Given instruction:
Filter the entries and keep only the lines where the string "Equatorial" appears.

(Figure record listings)
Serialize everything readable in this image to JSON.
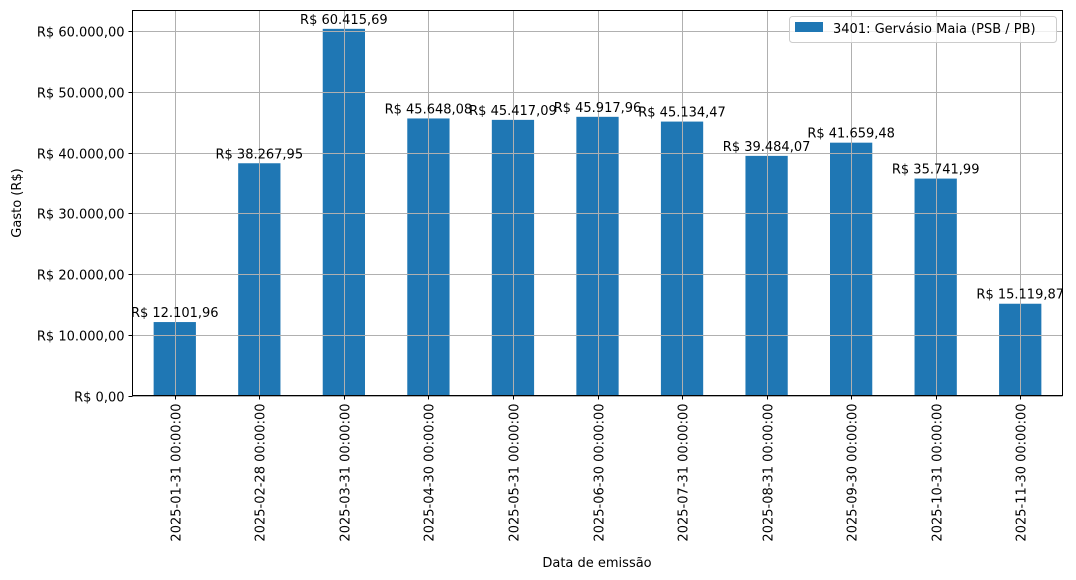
{
  "chart_data": {
    "type": "bar",
    "title": "",
    "xlabel": "Data de emissão",
    "ylabel": "Gasto (R$)",
    "ylim": [
      0,
      63437.47
    ],
    "grid": true,
    "legend_position": "upper right",
    "categories": [
      "2025-01-31 00:00:00",
      "2025-02-28 00:00:00",
      "2025-03-31 00:00:00",
      "2025-04-30 00:00:00",
      "2025-05-31 00:00:00",
      "2025-06-30 00:00:00",
      "2025-07-31 00:00:00",
      "2025-08-31 00:00:00",
      "2025-09-30 00:00:00",
      "2025-10-31 00:00:00",
      "2025-11-30 00:00:00"
    ],
    "series": [
      {
        "name": "3401: Gervásio Maia (PSB / PB)",
        "color": "#1f77b4",
        "values": [
          12101.96,
          38267.95,
          60415.69,
          45648.08,
          45417.09,
          45917.96,
          45134.47,
          39484.07,
          41659.48,
          35741.99,
          15119.87
        ],
        "labels": [
          "R$ 12.101,96",
          "R$ 38.267,95",
          "R$ 60.415,69",
          "R$ 45.648,08",
          "R$ 45.417,09",
          "R$ 45.917,96",
          "R$ 45.134,47",
          "R$ 39.484,07",
          "R$ 41.659,48",
          "R$ 35.741,99",
          "R$ 15.119,87"
        ]
      }
    ],
    "y_ticks": [
      {
        "value": 0,
        "label": "R$ 0,00"
      },
      {
        "value": 10000,
        "label": "R$ 10.000,00"
      },
      {
        "value": 20000,
        "label": "R$ 20.000,00"
      },
      {
        "value": 30000,
        "label": "R$ 30.000,00"
      },
      {
        "value": 40000,
        "label": "R$ 40.000,00"
      },
      {
        "value": 50000,
        "label": "R$ 50.000,00"
      },
      {
        "value": 60000,
        "label": "R$ 60.000,00"
      }
    ]
  },
  "colors": {
    "bar": "#1f77b4",
    "grid": "#b0b0b0",
    "axis": "#000000"
  }
}
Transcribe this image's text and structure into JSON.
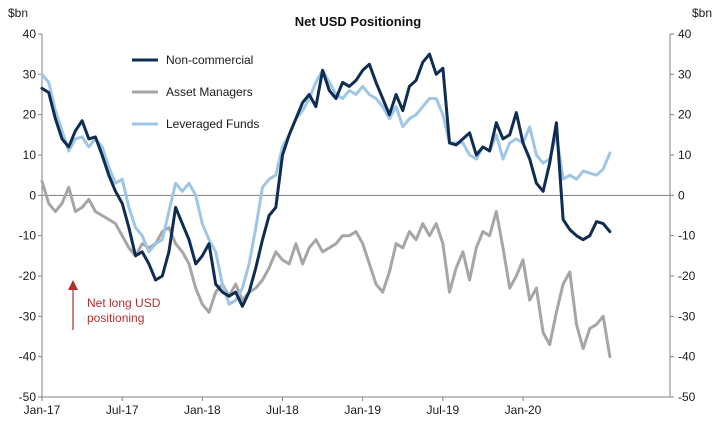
{
  "chart_data": {
    "type": "line",
    "title": "Net USD Positioning",
    "y_unit_left": "$bn",
    "y_unit_right": "$bn",
    "ylim": [
      -50,
      40
    ],
    "yticks": [
      40,
      30,
      20,
      10,
      0,
      -10,
      -20,
      -30,
      -40,
      -50
    ],
    "xlim": [
      0,
      47
    ],
    "x_unit": "months since Jan-17",
    "x_ticks": [
      {
        "x": 0,
        "label": "Jan-17"
      },
      {
        "x": 6,
        "label": "Jul-17"
      },
      {
        "x": 12,
        "label": "Jan-18"
      },
      {
        "x": 18,
        "label": "Jul-18"
      },
      {
        "x": 24,
        "label": "Jan-19"
      },
      {
        "x": 30,
        "label": "Jul-19"
      },
      {
        "x": 36,
        "label": "Jan-20"
      }
    ],
    "grid": false,
    "legend_position": "top-left",
    "annotation": {
      "lines": [
        "Net long USD",
        "positioning"
      ],
      "arrow": "up",
      "color": "#b03030"
    },
    "series": [
      {
        "name": "Non-commercial",
        "color": "#0f2d52",
        "points": [
          [
            0,
            26.5
          ],
          [
            0.5,
            25.5
          ],
          [
            1,
            19
          ],
          [
            1.5,
            14
          ],
          [
            2,
            12
          ],
          [
            2.5,
            16
          ],
          [
            3,
            18.5
          ],
          [
            3.5,
            14
          ],
          [
            4,
            14.5
          ],
          [
            4.5,
            10
          ],
          [
            5,
            5
          ],
          [
            5.5,
            1
          ],
          [
            6,
            -2
          ],
          [
            6.5,
            -8
          ],
          [
            7,
            -15
          ],
          [
            7.5,
            -14
          ],
          [
            8,
            -17
          ],
          [
            8.5,
            -21
          ],
          [
            9,
            -20
          ],
          [
            9.5,
            -14
          ],
          [
            10,
            -3
          ],
          [
            10.5,
            -7
          ],
          [
            11,
            -11
          ],
          [
            11.5,
            -17
          ],
          [
            12,
            -15
          ],
          [
            12.5,
            -12
          ],
          [
            13,
            -22
          ],
          [
            13.5,
            -24
          ],
          [
            14,
            -25
          ],
          [
            14.5,
            -24
          ],
          [
            15,
            -27.5
          ],
          [
            15.5,
            -24
          ],
          [
            16,
            -18
          ],
          [
            16.5,
            -11
          ],
          [
            17,
            -5
          ],
          [
            17.5,
            -3
          ],
          [
            18,
            10
          ],
          [
            18.5,
            15
          ],
          [
            19,
            19
          ],
          [
            19.5,
            23
          ],
          [
            20,
            25
          ],
          [
            20.5,
            22
          ],
          [
            21,
            31
          ],
          [
            21.5,
            26
          ],
          [
            22,
            24
          ],
          [
            22.5,
            28
          ],
          [
            23,
            27
          ],
          [
            23.5,
            28.5
          ],
          [
            24,
            31
          ],
          [
            24.5,
            32.5
          ],
          [
            25,
            28
          ],
          [
            25.5,
            24
          ],
          [
            26,
            20
          ],
          [
            26.5,
            25
          ],
          [
            27,
            21
          ],
          [
            27.5,
            27
          ],
          [
            28,
            28.5
          ],
          [
            28.5,
            33
          ],
          [
            29,
            35
          ],
          [
            29.5,
            30
          ],
          [
            30,
            31.5
          ],
          [
            30.5,
            13
          ],
          [
            31,
            12.5
          ],
          [
            31.5,
            14
          ],
          [
            32,
            15.5
          ],
          [
            32.5,
            10
          ],
          [
            33,
            12
          ],
          [
            33.5,
            11
          ],
          [
            34,
            18
          ],
          [
            34.5,
            14
          ],
          [
            35,
            15
          ],
          [
            35.5,
            20.5
          ],
          [
            36,
            13
          ],
          [
            36.5,
            9
          ],
          [
            37,
            3
          ],
          [
            37.5,
            1
          ],
          [
            38,
            8
          ],
          [
            38.5,
            18
          ],
          [
            39,
            -6
          ],
          [
            39.5,
            -8.5
          ],
          [
            40,
            -10
          ],
          [
            40.5,
            -11
          ],
          [
            41,
            -10
          ],
          [
            41.5,
            -6.5
          ],
          [
            42,
            -7
          ],
          [
            42.5,
            -9
          ]
        ]
      },
      {
        "name": "Asset Managers",
        "color": "#a6a6a6",
        "points": [
          [
            0,
            3.5
          ],
          [
            0.5,
            -2
          ],
          [
            1,
            -4
          ],
          [
            1.5,
            -2
          ],
          [
            2,
            2
          ],
          [
            2.5,
            -4
          ],
          [
            3,
            -3
          ],
          [
            3.5,
            -1
          ],
          [
            4,
            -4
          ],
          [
            4.5,
            -5
          ],
          [
            5,
            -6
          ],
          [
            5.5,
            -7
          ],
          [
            6,
            -10
          ],
          [
            6.5,
            -13
          ],
          [
            7,
            -15
          ],
          [
            7.5,
            -12
          ],
          [
            8,
            -13
          ],
          [
            8.5,
            -12
          ],
          [
            9,
            -9
          ],
          [
            9.5,
            -8
          ],
          [
            10,
            -12
          ],
          [
            10.5,
            -14
          ],
          [
            11,
            -17
          ],
          [
            11.5,
            -23
          ],
          [
            12,
            -27
          ],
          [
            12.5,
            -29
          ],
          [
            13,
            -24
          ],
          [
            13.5,
            -22
          ],
          [
            14,
            -25
          ],
          [
            14.5,
            -22
          ],
          [
            15,
            -26
          ],
          [
            15.5,
            -24
          ],
          [
            16,
            -23
          ],
          [
            16.5,
            -21
          ],
          [
            17,
            -18
          ],
          [
            17.5,
            -14
          ],
          [
            18,
            -16
          ],
          [
            18.5,
            -17
          ],
          [
            19,
            -12
          ],
          [
            19.5,
            -17
          ],
          [
            20,
            -13
          ],
          [
            20.5,
            -11
          ],
          [
            21,
            -14
          ],
          [
            21.5,
            -13
          ],
          [
            22,
            -12
          ],
          [
            22.5,
            -10
          ],
          [
            23,
            -10
          ],
          [
            23.5,
            -9
          ],
          [
            24,
            -12
          ],
          [
            24.5,
            -17
          ],
          [
            25,
            -22
          ],
          [
            25.5,
            -24
          ],
          [
            26,
            -19
          ],
          [
            26.5,
            -12
          ],
          [
            27,
            -13
          ],
          [
            27.5,
            -9
          ],
          [
            28,
            -11
          ],
          [
            28.5,
            -7
          ],
          [
            29,
            -10
          ],
          [
            29.5,
            -7
          ],
          [
            30,
            -12
          ],
          [
            30.5,
            -24
          ],
          [
            31,
            -18
          ],
          [
            31.5,
            -14
          ],
          [
            32,
            -21
          ],
          [
            32.5,
            -13
          ],
          [
            33,
            -9
          ],
          [
            33.5,
            -10
          ],
          [
            34,
            -4
          ],
          [
            34.5,
            -13
          ],
          [
            35,
            -23
          ],
          [
            35.5,
            -20
          ],
          [
            36,
            -16
          ],
          [
            36.5,
            -26
          ],
          [
            37,
            -23
          ],
          [
            37.5,
            -34
          ],
          [
            38,
            -37
          ],
          [
            38.5,
            -29
          ],
          [
            39,
            -22
          ],
          [
            39.5,
            -19
          ],
          [
            40,
            -32
          ],
          [
            40.5,
            -38
          ],
          [
            41,
            -33
          ],
          [
            41.5,
            -32
          ],
          [
            42,
            -30
          ],
          [
            42.5,
            -40
          ]
        ]
      },
      {
        "name": "Leveraged Funds",
        "color": "#9ec6e6",
        "points": [
          [
            0,
            30
          ],
          [
            0.5,
            28
          ],
          [
            1,
            21
          ],
          [
            1.5,
            16
          ],
          [
            2,
            11
          ],
          [
            2.5,
            14
          ],
          [
            3,
            14.5
          ],
          [
            3.5,
            12
          ],
          [
            4,
            14
          ],
          [
            4.5,
            12
          ],
          [
            5,
            7
          ],
          [
            5.5,
            3
          ],
          [
            6,
            4
          ],
          [
            6.5,
            -3
          ],
          [
            7,
            -8
          ],
          [
            7.5,
            -10
          ],
          [
            8,
            -14
          ],
          [
            8.5,
            -12
          ],
          [
            9,
            -11
          ],
          [
            9.5,
            -4
          ],
          [
            10,
            3
          ],
          [
            10.5,
            1
          ],
          [
            11,
            3
          ],
          [
            11.5,
            0
          ],
          [
            12,
            -7
          ],
          [
            12.5,
            -11
          ],
          [
            13,
            -14
          ],
          [
            13.5,
            -22
          ],
          [
            14,
            -27
          ],
          [
            14.5,
            -26
          ],
          [
            15,
            -23
          ],
          [
            15.5,
            -17
          ],
          [
            16,
            -8
          ],
          [
            16.5,
            2
          ],
          [
            17,
            4
          ],
          [
            17.5,
            5
          ],
          [
            18,
            12
          ],
          [
            18.5,
            15
          ],
          [
            19,
            19
          ],
          [
            19.5,
            21
          ],
          [
            20,
            24
          ],
          [
            20.5,
            28
          ],
          [
            21,
            31
          ],
          [
            21.5,
            28
          ],
          [
            22,
            25
          ],
          [
            22.5,
            24
          ],
          [
            23,
            26
          ],
          [
            23.5,
            25
          ],
          [
            24,
            27
          ],
          [
            24.5,
            25
          ],
          [
            25,
            24
          ],
          [
            25.5,
            22
          ],
          [
            26,
            19
          ],
          [
            26.5,
            22
          ],
          [
            27,
            17
          ],
          [
            27.5,
            19
          ],
          [
            28,
            20
          ],
          [
            28.5,
            22
          ],
          [
            29,
            24
          ],
          [
            29.5,
            24
          ],
          [
            30,
            20
          ],
          [
            30.5,
            13
          ],
          [
            31,
            13
          ],
          [
            31.5,
            13
          ],
          [
            32,
            10
          ],
          [
            32.5,
            9
          ],
          [
            33,
            12
          ],
          [
            33.5,
            11
          ],
          [
            34,
            15
          ],
          [
            34.5,
            9
          ],
          [
            35,
            13
          ],
          [
            35.5,
            14
          ],
          [
            36,
            13
          ],
          [
            36.5,
            17
          ],
          [
            37,
            10
          ],
          [
            37.5,
            8
          ],
          [
            38,
            9
          ],
          [
            38.5,
            15
          ],
          [
            39,
            4
          ],
          [
            39.5,
            5
          ],
          [
            40,
            4
          ],
          [
            40.5,
            6
          ],
          [
            41,
            5.5
          ],
          [
            41.5,
            5
          ],
          [
            42,
            6.5
          ],
          [
            42.5,
            10.5
          ]
        ]
      }
    ]
  }
}
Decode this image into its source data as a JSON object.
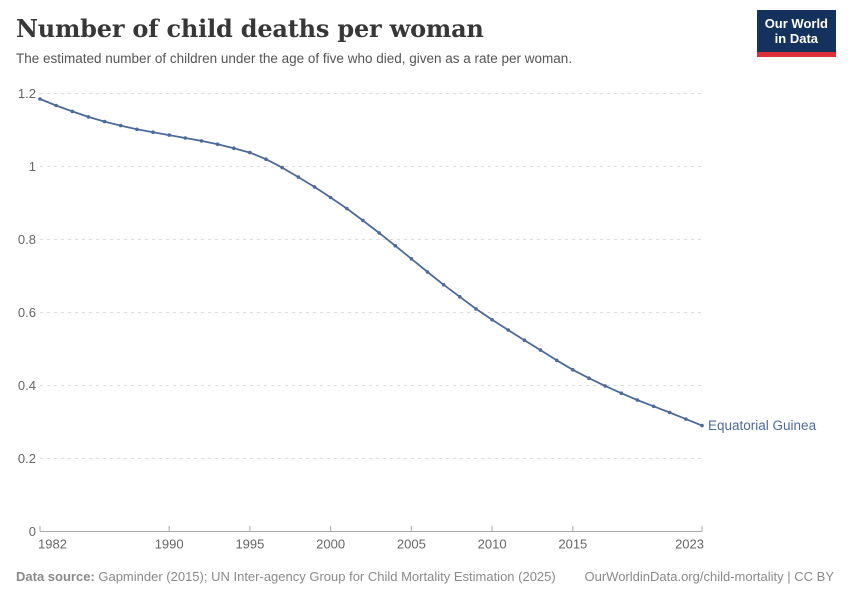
{
  "header": {
    "title": "Number of child deaths per woman",
    "subtitle": "The estimated number of children under the age of five who died, given as a rate per woman.",
    "logo": {
      "line1": "Our World",
      "line2": "in Data",
      "bg_color": "#15315d",
      "bar_color": "#dc2f37"
    }
  },
  "chart_data": {
    "type": "line",
    "title": "Number of child deaths per woman",
    "entity_label": "Equatorial Guinea",
    "x": [
      1982,
      1983,
      1984,
      1985,
      1986,
      1987,
      1988,
      1989,
      1990,
      1991,
      1992,
      1993,
      1994,
      1995,
      1996,
      1997,
      1998,
      1999,
      2000,
      2001,
      2002,
      2003,
      2004,
      2005,
      2006,
      2007,
      2008,
      2009,
      2010,
      2011,
      2012,
      2013,
      2014,
      2015,
      2016,
      2017,
      2018,
      2019,
      2020,
      2021,
      2022,
      2023
    ],
    "series": [
      {
        "name": "Equatorial Guinea",
        "values": [
          1.185,
          1.167,
          1.151,
          1.136,
          1.123,
          1.112,
          1.102,
          1.094,
          1.086,
          1.078,
          1.07,
          1.061,
          1.05,
          1.038,
          1.02,
          0.997,
          0.971,
          0.944,
          0.915,
          0.885,
          0.852,
          0.818,
          0.783,
          0.747,
          0.711,
          0.676,
          0.643,
          0.61,
          0.58,
          0.552,
          0.524,
          0.497,
          0.469,
          0.443,
          0.42,
          0.399,
          0.379,
          0.36,
          0.343,
          0.326,
          0.308,
          0.29
        ]
      }
    ],
    "xlabel": "",
    "ylabel": "",
    "xlim": [
      1982,
      2023
    ],
    "ylim": [
      0,
      1.2
    ],
    "xticks": [
      1982,
      1990,
      1995,
      2000,
      2005,
      2010,
      2015,
      2023
    ],
    "yticks": [
      0,
      0.2,
      0.4,
      0.6,
      0.8,
      1,
      1.2
    ],
    "ytick_labels": [
      "0",
      "0.2",
      "0.4",
      "0.6",
      "0.8",
      "1",
      "1.2"
    ],
    "grid": "horizontal-dashed",
    "legend_position": "end-of-line-label",
    "line_color": "#4c6a9c",
    "grid_color": "#dcdcdc",
    "axis_color": "#a8a8a8",
    "tick_text_color": "#666666"
  },
  "footer": {
    "source_label": "Data source:",
    "source_text": " Gapminder (2015); UN Inter-agency Group for Child Mortality Estimation (2025)",
    "link_text": "OurWorldinData.org/child-mortality | CC BY"
  }
}
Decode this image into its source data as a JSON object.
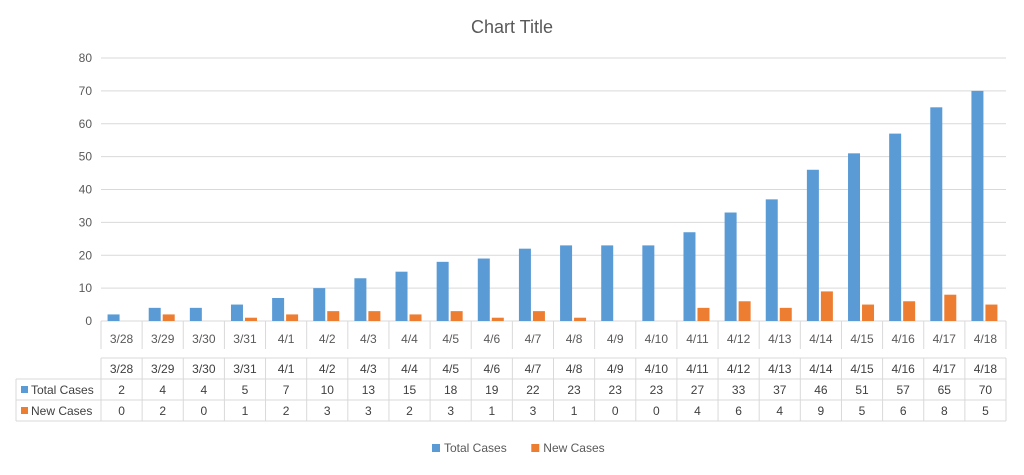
{
  "chart_data": {
    "type": "bar",
    "title": "Chart Title",
    "categories": [
      "3/28",
      "3/29",
      "3/30",
      "3/31",
      "4/1",
      "4/2",
      "4/3",
      "4/4",
      "4/5",
      "4/6",
      "4/7",
      "4/8",
      "4/9",
      "4/10",
      "4/11",
      "4/12",
      "4/13",
      "4/14",
      "4/15",
      "4/16",
      "4/17",
      "4/18"
    ],
    "series": [
      {
        "name": "Total Cases",
        "color": "#5B9BD5",
        "values": [
          2,
          4,
          4,
          5,
          7,
          10,
          13,
          15,
          18,
          19,
          22,
          23,
          23,
          23,
          27,
          33,
          37,
          46,
          51,
          57,
          65,
          70
        ]
      },
      {
        "name": "New Cases",
        "color": "#ED7D31",
        "values": [
          0,
          2,
          0,
          1,
          2,
          3,
          3,
          2,
          3,
          1,
          3,
          1,
          0,
          0,
          4,
          6,
          4,
          9,
          5,
          6,
          8,
          5
        ]
      }
    ],
    "ylim": [
      0,
      80
    ],
    "yticks": [
      0,
      10,
      20,
      30,
      40,
      50,
      60,
      70,
      80
    ],
    "grid": true,
    "legend": "bottom",
    "data_table": true
  }
}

Correct answer:
    "entity_label": "Equatorial Guinea",
        "name": "Equatorial Guinea",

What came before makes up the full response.